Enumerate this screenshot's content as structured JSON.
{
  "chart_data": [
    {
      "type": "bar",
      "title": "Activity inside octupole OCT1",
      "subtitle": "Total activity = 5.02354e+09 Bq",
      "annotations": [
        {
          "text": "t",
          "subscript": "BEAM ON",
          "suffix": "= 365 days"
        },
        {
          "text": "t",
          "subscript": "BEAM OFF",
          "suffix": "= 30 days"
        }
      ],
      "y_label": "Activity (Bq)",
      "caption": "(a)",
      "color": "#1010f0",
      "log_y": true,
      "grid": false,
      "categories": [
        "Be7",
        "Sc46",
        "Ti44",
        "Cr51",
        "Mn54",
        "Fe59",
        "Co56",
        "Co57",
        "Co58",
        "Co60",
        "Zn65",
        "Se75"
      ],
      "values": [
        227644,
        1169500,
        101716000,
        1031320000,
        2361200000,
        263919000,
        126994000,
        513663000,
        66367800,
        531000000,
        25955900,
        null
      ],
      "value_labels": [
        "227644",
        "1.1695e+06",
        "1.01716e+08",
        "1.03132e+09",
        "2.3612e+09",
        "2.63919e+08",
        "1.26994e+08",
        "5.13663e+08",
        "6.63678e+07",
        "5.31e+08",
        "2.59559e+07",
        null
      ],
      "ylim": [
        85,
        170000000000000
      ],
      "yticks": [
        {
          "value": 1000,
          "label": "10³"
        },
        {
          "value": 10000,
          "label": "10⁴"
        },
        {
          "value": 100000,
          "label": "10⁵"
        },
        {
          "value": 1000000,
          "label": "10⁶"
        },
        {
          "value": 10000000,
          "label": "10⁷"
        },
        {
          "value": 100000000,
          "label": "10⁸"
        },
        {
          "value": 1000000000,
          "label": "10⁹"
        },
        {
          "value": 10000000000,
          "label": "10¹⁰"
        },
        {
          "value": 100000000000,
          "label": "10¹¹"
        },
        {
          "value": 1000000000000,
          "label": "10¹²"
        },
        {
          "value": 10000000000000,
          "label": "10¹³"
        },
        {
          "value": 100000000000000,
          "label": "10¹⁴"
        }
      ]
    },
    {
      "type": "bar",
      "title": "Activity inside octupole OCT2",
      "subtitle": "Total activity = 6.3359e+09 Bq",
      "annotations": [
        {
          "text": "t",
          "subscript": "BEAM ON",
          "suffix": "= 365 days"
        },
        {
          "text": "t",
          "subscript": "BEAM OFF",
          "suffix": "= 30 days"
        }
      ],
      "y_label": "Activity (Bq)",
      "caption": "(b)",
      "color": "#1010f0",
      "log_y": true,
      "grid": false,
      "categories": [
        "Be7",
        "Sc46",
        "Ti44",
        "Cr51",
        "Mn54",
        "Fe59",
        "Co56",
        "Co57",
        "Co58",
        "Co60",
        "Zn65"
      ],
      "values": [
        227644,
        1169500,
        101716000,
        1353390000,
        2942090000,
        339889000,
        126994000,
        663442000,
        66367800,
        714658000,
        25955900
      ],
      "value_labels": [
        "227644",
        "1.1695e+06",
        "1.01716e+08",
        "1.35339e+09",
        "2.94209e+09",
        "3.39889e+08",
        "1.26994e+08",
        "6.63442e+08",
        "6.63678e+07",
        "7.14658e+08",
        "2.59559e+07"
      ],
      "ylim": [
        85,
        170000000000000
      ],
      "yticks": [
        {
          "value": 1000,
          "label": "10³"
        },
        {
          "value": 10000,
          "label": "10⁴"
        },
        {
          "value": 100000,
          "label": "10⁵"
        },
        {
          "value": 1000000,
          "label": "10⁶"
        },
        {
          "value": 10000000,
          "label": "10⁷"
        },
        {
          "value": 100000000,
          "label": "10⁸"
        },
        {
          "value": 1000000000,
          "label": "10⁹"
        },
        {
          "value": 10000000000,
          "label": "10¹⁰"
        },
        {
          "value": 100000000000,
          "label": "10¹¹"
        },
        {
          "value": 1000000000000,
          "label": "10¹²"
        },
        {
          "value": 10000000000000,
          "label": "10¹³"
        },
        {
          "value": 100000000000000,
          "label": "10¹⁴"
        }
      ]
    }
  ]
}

◇ ◇ ◇

=== TASK DETAILS ===
What is needed here is an exact reproduction of all the entries.

=== THE ANSWER ===
Enumerate this screenshot's content as structured JSON.
{
  "chart_data": [
    {
      "type": "bar",
      "title": "Activity inside octupole OCT1",
      "subtitle": "Total activity = 5.02354e+09 Bq",
      "annotations": [
        {
          "text": "t",
          "subscript": "BEAM ON",
          "suffix": "= 365 days"
        },
        {
          "text": "t",
          "subscript": "BEAM OFF",
          "suffix": "= 30 days"
        }
      ],
      "y_label": "Activity (Bq)",
      "caption": "(a)",
      "color": "#1010f0",
      "log_y": true,
      "grid": false,
      "categories": [
        "Be7",
        "Sc46",
        "Ti44",
        "Cr51",
        "Mn54",
        "Fe59",
        "Co56",
        "Co57",
        "Co58",
        "Co60",
        "Zn65",
        "Se75"
      ],
      "values": [
        227644,
        1169500,
        101716000,
        1031320000,
        2361200000,
        263919000,
        126994000,
        513663000,
        66367800,
        531000000,
        25955900,
        null
      ],
      "value_labels": [
        "227644",
        "1.1695e+06",
        "1.01716e+08",
        "1.03132e+09",
        "2.3612e+09",
        "2.63919e+08",
        "1.26994e+08",
        "5.13663e+08",
        "6.63678e+07",
        "5.31e+08",
        "2.59559e+07",
        null
      ],
      "ylim": [
        85,
        170000000000000
      ],
      "yticks": [
        {
          "value": 1000,
          "label": "10³"
        },
        {
          "value": 10000,
          "label": "10⁴"
        },
        {
          "value": 100000,
          "label": "10⁵"
        },
        {
          "value": 1000000,
          "label": "10⁶"
        },
        {
          "value": 10000000,
          "label": "10⁷"
        },
        {
          "value": 100000000,
          "label": "10⁸"
        },
        {
          "value": 1000000000,
          "label": "10⁹"
        },
        {
          "value": 10000000000,
          "label": "10¹⁰"
        },
        {
          "value": 100000000000,
          "label": "10¹¹"
        },
        {
          "value": 1000000000000,
          "label": "10¹²"
        },
        {
          "value": 10000000000000,
          "label": "10¹³"
        },
        {
          "value": 100000000000000,
          "label": "10¹⁴"
        }
      ]
    },
    {
      "type": "bar",
      "title": "Activity inside octupole OCT2",
      "subtitle": "Total activity = 6.3359e+09 Bq",
      "annotations": [
        {
          "text": "t",
          "subscript": "BEAM ON",
          "suffix": "= 365 days"
        },
        {
          "text": "t",
          "subscript": "BEAM OFF",
          "suffix": "= 30 days"
        }
      ],
      "y_label": "Activity (Bq)",
      "caption": "(b)",
      "color": "#1010f0",
      "log_y": true,
      "grid": false,
      "categories": [
        "Be7",
        "Sc46",
        "Ti44",
        "Cr51",
        "Mn54",
        "Fe59",
        "Co56",
        "Co57",
        "Co58",
        "Co60",
        "Zn65"
      ],
      "values": [
        227644,
        1169500,
        101716000,
        1353390000,
        2942090000,
        339889000,
        126994000,
        663442000,
        66367800,
        714658000,
        25955900
      ],
      "value_labels": [
        "227644",
        "1.1695e+06",
        "1.01716e+08",
        "1.35339e+09",
        "2.94209e+09",
        "3.39889e+08",
        "1.26994e+08",
        "6.63442e+08",
        "6.63678e+07",
        "7.14658e+08",
        "2.59559e+07"
      ],
      "ylim": [
        85,
        170000000000000
      ],
      "yticks": [
        {
          "value": 1000,
          "label": "10³"
        },
        {
          "value": 10000,
          "label": "10⁴"
        },
        {
          "value": 100000,
          "label": "10⁵"
        },
        {
          "value": 1000000,
          "label": "10⁶"
        },
        {
          "value": 10000000,
          "label": "10⁷"
        },
        {
          "value": 100000000,
          "label": "10⁸"
        },
        {
          "value": 1000000000,
          "label": "10⁹"
        },
        {
          "value": 10000000000,
          "label": "10¹⁰"
        },
        {
          "value": 100000000000,
          "label": "10¹¹"
        },
        {
          "value": 1000000000000,
          "label": "10¹²"
        },
        {
          "value": 10000000000000,
          "label": "10¹³"
        },
        {
          "value": 100000000000000,
          "label": "10¹⁴"
        }
      ]
    }
  ]
}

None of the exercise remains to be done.